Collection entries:
--- begin ---

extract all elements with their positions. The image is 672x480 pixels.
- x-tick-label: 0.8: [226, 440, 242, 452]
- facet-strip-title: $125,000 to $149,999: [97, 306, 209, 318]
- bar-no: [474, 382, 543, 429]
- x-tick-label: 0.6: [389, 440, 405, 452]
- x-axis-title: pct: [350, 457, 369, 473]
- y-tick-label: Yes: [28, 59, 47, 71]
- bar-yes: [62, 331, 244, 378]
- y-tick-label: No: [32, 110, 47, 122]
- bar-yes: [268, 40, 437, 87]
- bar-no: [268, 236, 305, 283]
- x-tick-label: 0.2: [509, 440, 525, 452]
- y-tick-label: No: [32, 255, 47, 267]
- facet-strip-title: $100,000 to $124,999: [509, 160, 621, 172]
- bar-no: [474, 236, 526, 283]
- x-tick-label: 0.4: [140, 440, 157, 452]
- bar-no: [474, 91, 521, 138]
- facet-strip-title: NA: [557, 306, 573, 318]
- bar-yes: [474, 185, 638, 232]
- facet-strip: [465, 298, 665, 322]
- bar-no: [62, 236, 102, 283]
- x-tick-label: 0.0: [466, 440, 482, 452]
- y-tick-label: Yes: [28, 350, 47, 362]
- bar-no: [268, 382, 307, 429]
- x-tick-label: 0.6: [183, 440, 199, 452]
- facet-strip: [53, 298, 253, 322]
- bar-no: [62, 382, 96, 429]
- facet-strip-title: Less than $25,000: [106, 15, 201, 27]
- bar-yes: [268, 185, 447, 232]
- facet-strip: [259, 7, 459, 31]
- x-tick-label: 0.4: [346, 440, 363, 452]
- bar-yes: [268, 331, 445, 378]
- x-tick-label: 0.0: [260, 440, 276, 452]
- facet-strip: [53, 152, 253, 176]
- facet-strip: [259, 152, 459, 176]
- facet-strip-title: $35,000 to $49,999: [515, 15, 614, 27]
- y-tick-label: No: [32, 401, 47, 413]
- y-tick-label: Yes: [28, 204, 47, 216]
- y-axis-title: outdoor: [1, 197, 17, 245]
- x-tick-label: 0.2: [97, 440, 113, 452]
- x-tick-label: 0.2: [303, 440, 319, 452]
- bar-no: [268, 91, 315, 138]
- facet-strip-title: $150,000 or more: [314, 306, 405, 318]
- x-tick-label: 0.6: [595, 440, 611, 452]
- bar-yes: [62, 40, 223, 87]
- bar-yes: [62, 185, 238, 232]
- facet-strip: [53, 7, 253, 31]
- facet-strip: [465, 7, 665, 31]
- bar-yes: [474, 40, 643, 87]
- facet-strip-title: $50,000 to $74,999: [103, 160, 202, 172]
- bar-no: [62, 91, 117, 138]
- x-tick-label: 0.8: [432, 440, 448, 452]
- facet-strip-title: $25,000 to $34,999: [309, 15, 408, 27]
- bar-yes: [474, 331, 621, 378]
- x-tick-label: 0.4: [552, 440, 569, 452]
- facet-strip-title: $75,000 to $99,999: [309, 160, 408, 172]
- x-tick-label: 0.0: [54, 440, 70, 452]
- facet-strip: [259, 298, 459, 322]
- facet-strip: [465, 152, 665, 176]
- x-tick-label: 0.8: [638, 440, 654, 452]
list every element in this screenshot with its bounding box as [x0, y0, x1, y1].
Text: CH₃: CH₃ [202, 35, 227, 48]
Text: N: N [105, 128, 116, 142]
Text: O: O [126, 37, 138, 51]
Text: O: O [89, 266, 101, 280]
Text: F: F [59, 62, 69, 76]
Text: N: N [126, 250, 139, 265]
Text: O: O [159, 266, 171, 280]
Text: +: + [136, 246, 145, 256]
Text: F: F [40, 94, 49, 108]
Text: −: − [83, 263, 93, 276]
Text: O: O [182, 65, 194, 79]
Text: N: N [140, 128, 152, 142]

--- end ---

*Task to carry out*:
Copy each of the lines above without any change.

*Task response*:
extract all elements with their positions. The image is 672x480 pixels.
- x-tick-label: 0.8: [226, 440, 242, 452]
- facet-strip-title: $125,000 to $149,999: [97, 306, 209, 318]
- bar-no: [474, 382, 543, 429]
- x-tick-label: 0.6: [389, 440, 405, 452]
- x-axis-title: pct: [350, 457, 369, 473]
- y-tick-label: Yes: [28, 59, 47, 71]
- bar-yes: [62, 331, 244, 378]
- y-tick-label: No: [32, 110, 47, 122]
- bar-yes: [268, 40, 437, 87]
- bar-no: [268, 236, 305, 283]
- x-tick-label: 0.2: [509, 440, 525, 452]
- y-tick-label: No: [32, 255, 47, 267]
- facet-strip-title: $100,000 to $124,999: [509, 160, 621, 172]
- bar-no: [474, 236, 526, 283]
- x-tick-label: 0.4: [140, 440, 157, 452]
- bar-no: [474, 91, 521, 138]
- facet-strip-title: NA: [557, 306, 573, 318]
- bar-yes: [474, 185, 638, 232]
- facet-strip: [465, 298, 665, 322]
- bar-no: [62, 236, 102, 283]
- x-tick-label: 0.0: [466, 440, 482, 452]
- y-tick-label: Yes: [28, 350, 47, 362]
- bar-no: [268, 382, 307, 429]
- x-tick-label: 0.6: [183, 440, 199, 452]
- facet-strip: [53, 298, 253, 322]
- bar-no: [62, 382, 96, 429]
- facet-strip-title: Less than $25,000: [106, 15, 201, 27]
- bar-yes: [268, 185, 447, 232]
- facet-strip: [259, 7, 459, 31]
- x-tick-label: 0.4: [346, 440, 363, 452]
- bar-yes: [268, 331, 445, 378]
- x-tick-label: 0.0: [260, 440, 276, 452]
- facet-strip: [53, 152, 253, 176]
- facet-strip: [259, 152, 459, 176]
- facet-strip-title: $35,000 to $49,999: [515, 15, 614, 27]
- y-tick-label: No: [32, 401, 47, 413]
- y-tick-label: Yes: [28, 204, 47, 216]
- y-axis-title: outdoor: [1, 197, 17, 245]
- x-tick-label: 0.2: [97, 440, 113, 452]
- x-tick-label: 0.2: [303, 440, 319, 452]
- bar-no: [268, 91, 315, 138]
- facet-strip-title: $150,000 or more: [314, 306, 405, 318]
- x-tick-label: 0.6: [595, 440, 611, 452]
- bar-yes: [62, 40, 223, 87]
- bar-yes: [62, 185, 238, 232]
- facet-strip: [53, 7, 253, 31]
- facet-strip: [465, 7, 665, 31]
- bar-yes: [474, 40, 643, 87]
- facet-strip-title: $50,000 to $74,999: [103, 160, 202, 172]
- bar-no: [62, 91, 117, 138]
- x-tick-label: 0.8: [432, 440, 448, 452]
- facet-strip-title: $25,000 to $34,999: [309, 15, 408, 27]
- bar-yes: [474, 331, 621, 378]
- x-tick-label: 0.4: [552, 440, 569, 452]
- facet-strip-title: $75,000 to $99,999: [309, 160, 408, 172]
- x-tick-label: 0.0: [54, 440, 70, 452]
- facet-strip: [259, 298, 459, 322]
- facet-strip: [465, 152, 665, 176]
- x-tick-label: 0.8: [638, 440, 654, 452]
list every element in this screenshot with its bounding box as [x0, y0, x1, y1].
Text: CH₃: CH₃ [202, 35, 227, 48]
Text: N: N [105, 128, 116, 142]
Text: O: O [126, 37, 138, 51]
Text: O: O [89, 266, 101, 280]
Text: F: F [59, 62, 69, 76]
Text: N: N [126, 250, 139, 265]
Text: O: O [159, 266, 171, 280]
Text: +: + [136, 246, 145, 256]
Text: F: F [40, 94, 49, 108]
Text: −: − [83, 263, 93, 276]
Text: O: O [182, 65, 194, 79]
Text: N: N [140, 128, 152, 142]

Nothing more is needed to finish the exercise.